_DIRECTIVE_.
Transcribe all records exactly.

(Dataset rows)
****************************************

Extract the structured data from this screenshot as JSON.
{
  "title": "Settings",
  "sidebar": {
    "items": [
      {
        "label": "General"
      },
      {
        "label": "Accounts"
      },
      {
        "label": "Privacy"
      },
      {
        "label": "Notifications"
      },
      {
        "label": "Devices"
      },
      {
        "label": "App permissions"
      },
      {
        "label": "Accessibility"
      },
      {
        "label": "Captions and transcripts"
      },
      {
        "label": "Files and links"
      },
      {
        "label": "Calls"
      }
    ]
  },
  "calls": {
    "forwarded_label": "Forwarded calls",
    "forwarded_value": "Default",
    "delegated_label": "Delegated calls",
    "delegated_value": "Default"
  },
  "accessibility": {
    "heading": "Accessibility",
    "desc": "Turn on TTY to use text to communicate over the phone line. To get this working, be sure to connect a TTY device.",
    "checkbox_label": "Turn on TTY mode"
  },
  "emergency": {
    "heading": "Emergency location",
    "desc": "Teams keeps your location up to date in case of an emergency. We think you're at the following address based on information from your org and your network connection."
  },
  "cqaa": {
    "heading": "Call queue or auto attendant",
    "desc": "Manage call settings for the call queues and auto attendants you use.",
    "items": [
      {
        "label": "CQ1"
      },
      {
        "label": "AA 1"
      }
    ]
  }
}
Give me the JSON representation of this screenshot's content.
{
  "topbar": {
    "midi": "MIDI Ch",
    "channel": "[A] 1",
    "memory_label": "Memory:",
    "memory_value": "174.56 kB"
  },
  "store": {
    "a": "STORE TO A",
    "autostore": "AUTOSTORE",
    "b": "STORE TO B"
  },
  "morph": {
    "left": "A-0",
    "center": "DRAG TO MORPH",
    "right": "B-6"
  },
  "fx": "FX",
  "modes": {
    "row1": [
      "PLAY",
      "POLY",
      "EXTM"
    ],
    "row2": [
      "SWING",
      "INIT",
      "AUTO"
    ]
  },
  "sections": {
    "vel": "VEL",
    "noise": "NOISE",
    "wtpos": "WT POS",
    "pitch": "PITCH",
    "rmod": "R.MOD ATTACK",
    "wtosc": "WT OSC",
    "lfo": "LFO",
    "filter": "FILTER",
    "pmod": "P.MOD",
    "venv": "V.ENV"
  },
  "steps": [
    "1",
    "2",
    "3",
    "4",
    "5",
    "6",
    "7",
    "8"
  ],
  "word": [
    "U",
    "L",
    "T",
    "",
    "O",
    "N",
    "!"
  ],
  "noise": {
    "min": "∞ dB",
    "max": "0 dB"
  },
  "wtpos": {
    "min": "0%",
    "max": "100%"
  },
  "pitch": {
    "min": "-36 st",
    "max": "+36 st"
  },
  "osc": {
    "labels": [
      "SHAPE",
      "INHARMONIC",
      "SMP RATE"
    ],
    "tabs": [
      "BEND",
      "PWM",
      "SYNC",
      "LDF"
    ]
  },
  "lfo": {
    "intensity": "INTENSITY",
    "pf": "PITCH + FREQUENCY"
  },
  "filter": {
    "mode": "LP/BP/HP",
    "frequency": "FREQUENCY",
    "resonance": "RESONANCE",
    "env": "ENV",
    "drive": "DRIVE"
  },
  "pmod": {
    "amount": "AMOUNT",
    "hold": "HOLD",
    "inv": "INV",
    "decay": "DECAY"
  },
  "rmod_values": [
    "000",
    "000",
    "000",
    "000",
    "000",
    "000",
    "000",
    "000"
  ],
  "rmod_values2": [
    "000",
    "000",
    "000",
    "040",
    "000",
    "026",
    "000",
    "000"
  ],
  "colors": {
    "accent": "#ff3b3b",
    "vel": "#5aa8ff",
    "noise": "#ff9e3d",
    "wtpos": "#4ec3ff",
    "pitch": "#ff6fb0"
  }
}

****************************************

_ANSWER TO THIS EXERCISE_.
Extract the structured data from this screenshot as JSON.
{
  "title": "Settings",
  "sidebar": {
    "items": [
      {
        "label": "General"
      },
      {
        "label": "Accounts"
      },
      {
        "label": "Privacy"
      },
      {
        "label": "Notifications"
      },
      {
        "label": "Devices"
      },
      {
        "label": "App permissions"
      },
      {
        "label": "Accessibility"
      },
      {
        "label": "Captions and transcripts"
      },
      {
        "label": "Files and links"
      },
      {
        "label": "Calls"
      }
    ]
  },
  "calls": {
    "forwarded_label": "Forwarded calls",
    "forwarded_value": "Default",
    "delegated_label": "Delegated calls",
    "delegated_value": "Default"
  },
  "accessibility": {
    "heading": "Accessibility",
    "desc": "Turn on TTY to use text to communicate over the phone line. To get this working, be sure to connect a TTY device.",
    "checkbox_label": "Turn on TTY mode"
  },
  "emergency": {
    "heading": "Emergency location",
    "desc": "Teams keeps your location up to date in case of an emergency. We think you're at the following address based on information from your org and your network connection."
  },
  "cqaa": {
    "heading": "Call queue or auto attendant",
    "desc": "Manage call settings for the call queues and auto attendants you use.",
    "items": [
      {
        "label": "CQ1"
      },
      {
        "label": "AA 1"
      }
    ]
  }
}
Give me the JSON representation of this screenshot's content.
{
  "topbar": {
    "midi": "MIDI Ch",
    "channel": "[A] 1",
    "memory_label": "Memory:",
    "memory_value": "174.56 kB"
  },
  "store": {
    "a": "STORE TO A",
    "autostore": "AUTOSTORE",
    "b": "STORE TO B"
  },
  "morph": {
    "left": "A-0",
    "center": "DRAG TO MORPH",
    "right": "B-6"
  },
  "fx": "FX",
  "modes": {
    "row1": [
      "PLAY",
      "POLY",
      "EXTM"
    ],
    "row2": [
      "SWING",
      "INIT",
      "AUTO"
    ]
  },
  "sections": {
    "vel": "VEL",
    "noise": "NOISE",
    "wtpos": "WT POS",
    "pitch": "PITCH",
    "rmod": "R.MOD ATTACK",
    "wtosc": "WT OSC",
    "lfo": "LFO",
    "filter": "FILTER",
    "pmod": "P.MOD",
    "venv": "V.ENV"
  },
  "steps": [
    "1",
    "2",
    "3",
    "4",
    "5",
    "6",
    "7",
    "8"
  ],
  "word": [
    "U",
    "L",
    "T",
    "",
    "O",
    "N",
    "!"
  ],
  "noise": {
    "min": "∞ dB",
    "max": "0 dB"
  },
  "wtpos": {
    "min": "0%",
    "max": "100%"
  },
  "pitch": {
    "min": "-36 st",
    "max": "+36 st"
  },
  "osc": {
    "labels": [
      "SHAPE",
      "INHARMONIC",
      "SMP RATE"
    ],
    "tabs": [
      "BEND",
      "PWM",
      "SYNC",
      "LDF"
    ]
  },
  "lfo": {
    "intensity": "INTENSITY",
    "pf": "PITCH + FREQUENCY"
  },
  "filter": {
    "mode": "LP/BP/HP",
    "frequency": "FREQUENCY",
    "resonance": "RESONANCE",
    "env": "ENV",
    "drive": "DRIVE"
  },
  "pmod": {
    "amount": "AMOUNT",
    "hold": "HOLD",
    "inv": "INV",
    "decay": "DECAY"
  },
  "rmod_values": [
    "000",
    "000",
    "000",
    "000",
    "000",
    "000",
    "000",
    "000"
  ],
  "rmod_values2": [
    "000",
    "000",
    "000",
    "040",
    "000",
    "026",
    "000",
    "000"
  ],
  "colors": {
    "accent": "#ff3b3b",
    "vel": "#5aa8ff",
    "noise": "#ff9e3d",
    "wtpos": "#4ec3ff",
    "pitch": "#ff6fb0"
  }
}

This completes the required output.